#### Stated task
Reproduce the records verbatim from their first line through the line containing "- row-kbk-cell: 811 20225023020000150: [905, 898, 1118, 947]", including both of those lines.

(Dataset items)
—————
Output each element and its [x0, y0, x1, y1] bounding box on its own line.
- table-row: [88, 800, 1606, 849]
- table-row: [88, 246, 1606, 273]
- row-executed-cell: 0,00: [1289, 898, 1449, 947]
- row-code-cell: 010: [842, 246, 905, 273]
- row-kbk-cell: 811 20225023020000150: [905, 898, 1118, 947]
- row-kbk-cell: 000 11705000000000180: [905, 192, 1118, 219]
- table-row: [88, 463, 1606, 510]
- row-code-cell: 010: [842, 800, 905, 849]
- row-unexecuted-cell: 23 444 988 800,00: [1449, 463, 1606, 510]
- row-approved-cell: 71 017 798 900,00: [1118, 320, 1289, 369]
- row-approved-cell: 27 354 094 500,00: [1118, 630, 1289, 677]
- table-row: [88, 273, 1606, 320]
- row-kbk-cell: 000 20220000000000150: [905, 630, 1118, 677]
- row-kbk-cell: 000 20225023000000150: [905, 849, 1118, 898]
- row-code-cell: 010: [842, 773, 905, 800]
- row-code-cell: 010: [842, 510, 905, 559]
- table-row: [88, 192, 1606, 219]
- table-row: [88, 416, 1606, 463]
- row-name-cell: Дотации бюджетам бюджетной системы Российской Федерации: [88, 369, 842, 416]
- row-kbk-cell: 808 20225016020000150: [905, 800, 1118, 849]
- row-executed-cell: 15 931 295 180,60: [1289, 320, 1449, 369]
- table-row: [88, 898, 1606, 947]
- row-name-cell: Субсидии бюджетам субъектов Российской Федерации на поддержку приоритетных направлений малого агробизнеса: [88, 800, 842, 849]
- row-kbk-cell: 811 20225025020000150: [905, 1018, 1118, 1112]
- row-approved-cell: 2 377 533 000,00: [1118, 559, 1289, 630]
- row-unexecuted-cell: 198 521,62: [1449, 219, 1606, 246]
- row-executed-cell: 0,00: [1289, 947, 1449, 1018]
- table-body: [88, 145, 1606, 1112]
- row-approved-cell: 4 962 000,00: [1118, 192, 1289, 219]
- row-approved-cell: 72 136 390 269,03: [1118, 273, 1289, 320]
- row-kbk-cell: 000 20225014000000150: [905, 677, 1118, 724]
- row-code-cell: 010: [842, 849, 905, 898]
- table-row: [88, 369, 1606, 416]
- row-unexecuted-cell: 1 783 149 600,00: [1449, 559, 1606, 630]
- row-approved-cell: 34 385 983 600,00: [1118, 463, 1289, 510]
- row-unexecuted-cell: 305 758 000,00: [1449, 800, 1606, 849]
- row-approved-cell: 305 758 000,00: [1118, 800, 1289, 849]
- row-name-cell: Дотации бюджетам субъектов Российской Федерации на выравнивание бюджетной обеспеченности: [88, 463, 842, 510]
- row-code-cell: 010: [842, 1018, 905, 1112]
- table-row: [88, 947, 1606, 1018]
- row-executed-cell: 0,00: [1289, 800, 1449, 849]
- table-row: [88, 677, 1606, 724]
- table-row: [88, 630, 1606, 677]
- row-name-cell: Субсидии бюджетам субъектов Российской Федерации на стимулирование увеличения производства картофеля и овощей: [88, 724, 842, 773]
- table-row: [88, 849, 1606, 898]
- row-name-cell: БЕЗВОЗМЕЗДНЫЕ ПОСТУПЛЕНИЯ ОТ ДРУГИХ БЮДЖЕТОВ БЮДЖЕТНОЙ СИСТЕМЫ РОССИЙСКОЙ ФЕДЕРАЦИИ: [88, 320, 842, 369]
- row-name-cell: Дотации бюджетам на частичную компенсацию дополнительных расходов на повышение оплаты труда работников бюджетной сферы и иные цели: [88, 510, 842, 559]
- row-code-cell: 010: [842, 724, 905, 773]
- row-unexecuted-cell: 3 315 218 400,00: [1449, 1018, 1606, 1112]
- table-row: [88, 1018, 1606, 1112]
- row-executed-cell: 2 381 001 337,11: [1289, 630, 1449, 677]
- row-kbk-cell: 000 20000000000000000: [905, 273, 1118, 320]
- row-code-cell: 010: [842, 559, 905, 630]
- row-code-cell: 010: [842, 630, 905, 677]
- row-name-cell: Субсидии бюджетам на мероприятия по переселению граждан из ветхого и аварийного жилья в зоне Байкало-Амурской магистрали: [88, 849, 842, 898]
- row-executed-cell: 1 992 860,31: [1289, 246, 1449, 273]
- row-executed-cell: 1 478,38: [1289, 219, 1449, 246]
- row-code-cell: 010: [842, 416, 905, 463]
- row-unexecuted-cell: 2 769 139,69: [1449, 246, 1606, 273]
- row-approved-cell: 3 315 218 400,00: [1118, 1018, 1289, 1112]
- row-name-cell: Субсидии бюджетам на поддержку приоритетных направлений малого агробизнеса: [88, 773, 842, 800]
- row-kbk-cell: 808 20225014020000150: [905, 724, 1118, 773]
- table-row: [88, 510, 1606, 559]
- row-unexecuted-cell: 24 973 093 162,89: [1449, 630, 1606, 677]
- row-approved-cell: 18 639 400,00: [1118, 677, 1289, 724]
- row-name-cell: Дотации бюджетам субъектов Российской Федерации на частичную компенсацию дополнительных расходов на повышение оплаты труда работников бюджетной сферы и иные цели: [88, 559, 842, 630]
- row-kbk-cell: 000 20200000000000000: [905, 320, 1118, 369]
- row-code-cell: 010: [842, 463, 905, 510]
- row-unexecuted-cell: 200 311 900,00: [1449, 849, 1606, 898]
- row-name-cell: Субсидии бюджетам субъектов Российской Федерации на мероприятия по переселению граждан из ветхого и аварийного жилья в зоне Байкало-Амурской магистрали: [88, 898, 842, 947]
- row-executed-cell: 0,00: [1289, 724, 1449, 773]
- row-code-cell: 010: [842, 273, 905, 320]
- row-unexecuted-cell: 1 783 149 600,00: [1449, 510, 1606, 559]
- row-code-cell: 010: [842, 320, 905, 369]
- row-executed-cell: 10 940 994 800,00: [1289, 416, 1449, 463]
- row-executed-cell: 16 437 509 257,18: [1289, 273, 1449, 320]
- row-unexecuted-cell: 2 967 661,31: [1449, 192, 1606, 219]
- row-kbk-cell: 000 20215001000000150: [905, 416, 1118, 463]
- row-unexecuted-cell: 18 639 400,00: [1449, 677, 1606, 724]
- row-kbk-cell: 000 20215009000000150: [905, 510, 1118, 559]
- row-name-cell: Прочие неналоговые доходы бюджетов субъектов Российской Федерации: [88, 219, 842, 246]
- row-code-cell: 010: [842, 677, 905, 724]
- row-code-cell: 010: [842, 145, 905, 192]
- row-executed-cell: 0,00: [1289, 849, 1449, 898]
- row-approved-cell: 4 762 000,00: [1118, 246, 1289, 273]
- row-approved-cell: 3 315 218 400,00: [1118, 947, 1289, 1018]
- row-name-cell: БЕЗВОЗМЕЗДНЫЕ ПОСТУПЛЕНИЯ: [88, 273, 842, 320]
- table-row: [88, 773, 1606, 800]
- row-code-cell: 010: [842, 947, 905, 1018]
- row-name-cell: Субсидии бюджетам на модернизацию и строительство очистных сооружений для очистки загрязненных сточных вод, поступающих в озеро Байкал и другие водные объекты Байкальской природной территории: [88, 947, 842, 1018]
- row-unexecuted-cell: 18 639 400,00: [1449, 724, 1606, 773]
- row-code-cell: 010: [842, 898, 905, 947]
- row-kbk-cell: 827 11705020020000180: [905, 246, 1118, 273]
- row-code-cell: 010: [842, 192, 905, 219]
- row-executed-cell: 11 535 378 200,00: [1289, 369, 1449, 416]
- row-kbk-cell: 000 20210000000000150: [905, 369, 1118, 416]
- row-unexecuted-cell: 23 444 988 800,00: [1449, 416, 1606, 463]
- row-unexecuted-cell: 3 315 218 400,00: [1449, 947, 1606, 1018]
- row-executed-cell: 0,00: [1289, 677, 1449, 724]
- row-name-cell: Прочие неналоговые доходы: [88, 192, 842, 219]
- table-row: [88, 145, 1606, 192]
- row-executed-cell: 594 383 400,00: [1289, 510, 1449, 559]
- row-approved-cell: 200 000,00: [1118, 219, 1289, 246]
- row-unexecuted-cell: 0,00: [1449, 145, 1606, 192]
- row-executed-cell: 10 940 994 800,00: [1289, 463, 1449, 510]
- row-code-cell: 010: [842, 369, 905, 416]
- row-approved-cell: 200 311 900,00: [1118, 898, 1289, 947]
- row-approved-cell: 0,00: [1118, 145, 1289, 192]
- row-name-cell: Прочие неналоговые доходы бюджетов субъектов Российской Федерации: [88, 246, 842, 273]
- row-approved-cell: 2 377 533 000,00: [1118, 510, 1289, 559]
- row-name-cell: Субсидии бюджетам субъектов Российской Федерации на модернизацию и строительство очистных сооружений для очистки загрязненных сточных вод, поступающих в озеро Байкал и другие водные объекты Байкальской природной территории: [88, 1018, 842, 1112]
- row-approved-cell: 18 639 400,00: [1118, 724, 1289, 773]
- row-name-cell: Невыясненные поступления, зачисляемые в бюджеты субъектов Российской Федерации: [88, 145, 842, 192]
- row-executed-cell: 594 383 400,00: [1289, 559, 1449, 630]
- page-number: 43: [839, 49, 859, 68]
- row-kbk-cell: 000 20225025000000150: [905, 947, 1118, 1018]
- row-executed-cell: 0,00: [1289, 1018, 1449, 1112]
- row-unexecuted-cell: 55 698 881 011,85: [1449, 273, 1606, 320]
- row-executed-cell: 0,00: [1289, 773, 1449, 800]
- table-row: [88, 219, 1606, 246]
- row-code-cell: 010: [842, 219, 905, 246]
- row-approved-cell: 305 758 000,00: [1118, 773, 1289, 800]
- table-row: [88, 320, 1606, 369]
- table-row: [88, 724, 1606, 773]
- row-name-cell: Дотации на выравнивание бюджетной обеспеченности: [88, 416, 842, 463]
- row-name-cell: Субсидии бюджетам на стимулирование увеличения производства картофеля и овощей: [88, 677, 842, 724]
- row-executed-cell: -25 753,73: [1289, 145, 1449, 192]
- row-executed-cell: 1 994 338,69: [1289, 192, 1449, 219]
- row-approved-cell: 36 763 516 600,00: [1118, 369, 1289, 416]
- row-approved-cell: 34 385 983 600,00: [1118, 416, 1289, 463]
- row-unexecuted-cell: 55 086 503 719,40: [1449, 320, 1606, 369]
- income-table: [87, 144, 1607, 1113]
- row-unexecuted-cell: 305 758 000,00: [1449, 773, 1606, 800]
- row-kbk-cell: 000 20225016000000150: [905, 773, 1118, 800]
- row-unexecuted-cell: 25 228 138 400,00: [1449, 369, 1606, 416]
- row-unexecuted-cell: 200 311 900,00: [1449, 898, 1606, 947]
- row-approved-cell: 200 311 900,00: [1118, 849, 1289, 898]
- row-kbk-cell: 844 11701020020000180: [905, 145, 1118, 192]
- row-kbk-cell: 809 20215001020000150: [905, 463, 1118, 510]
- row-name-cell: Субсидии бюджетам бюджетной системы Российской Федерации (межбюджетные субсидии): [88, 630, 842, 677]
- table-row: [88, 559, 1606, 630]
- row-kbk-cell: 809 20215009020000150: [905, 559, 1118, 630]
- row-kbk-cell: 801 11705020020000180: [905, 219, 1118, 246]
—————
#### Exercise answer
Output each element and its [x0, y0, x1, y1] bounding box on its own line.
- table-row: [88, 800, 1606, 849]
- table-row: [88, 246, 1606, 273]
- row-executed-cell: 0,00: [1289, 898, 1449, 947]
- row-code-cell: 010: [842, 246, 905, 273]
- row-kbk-cell: 811 20225023020000150: [905, 898, 1118, 947]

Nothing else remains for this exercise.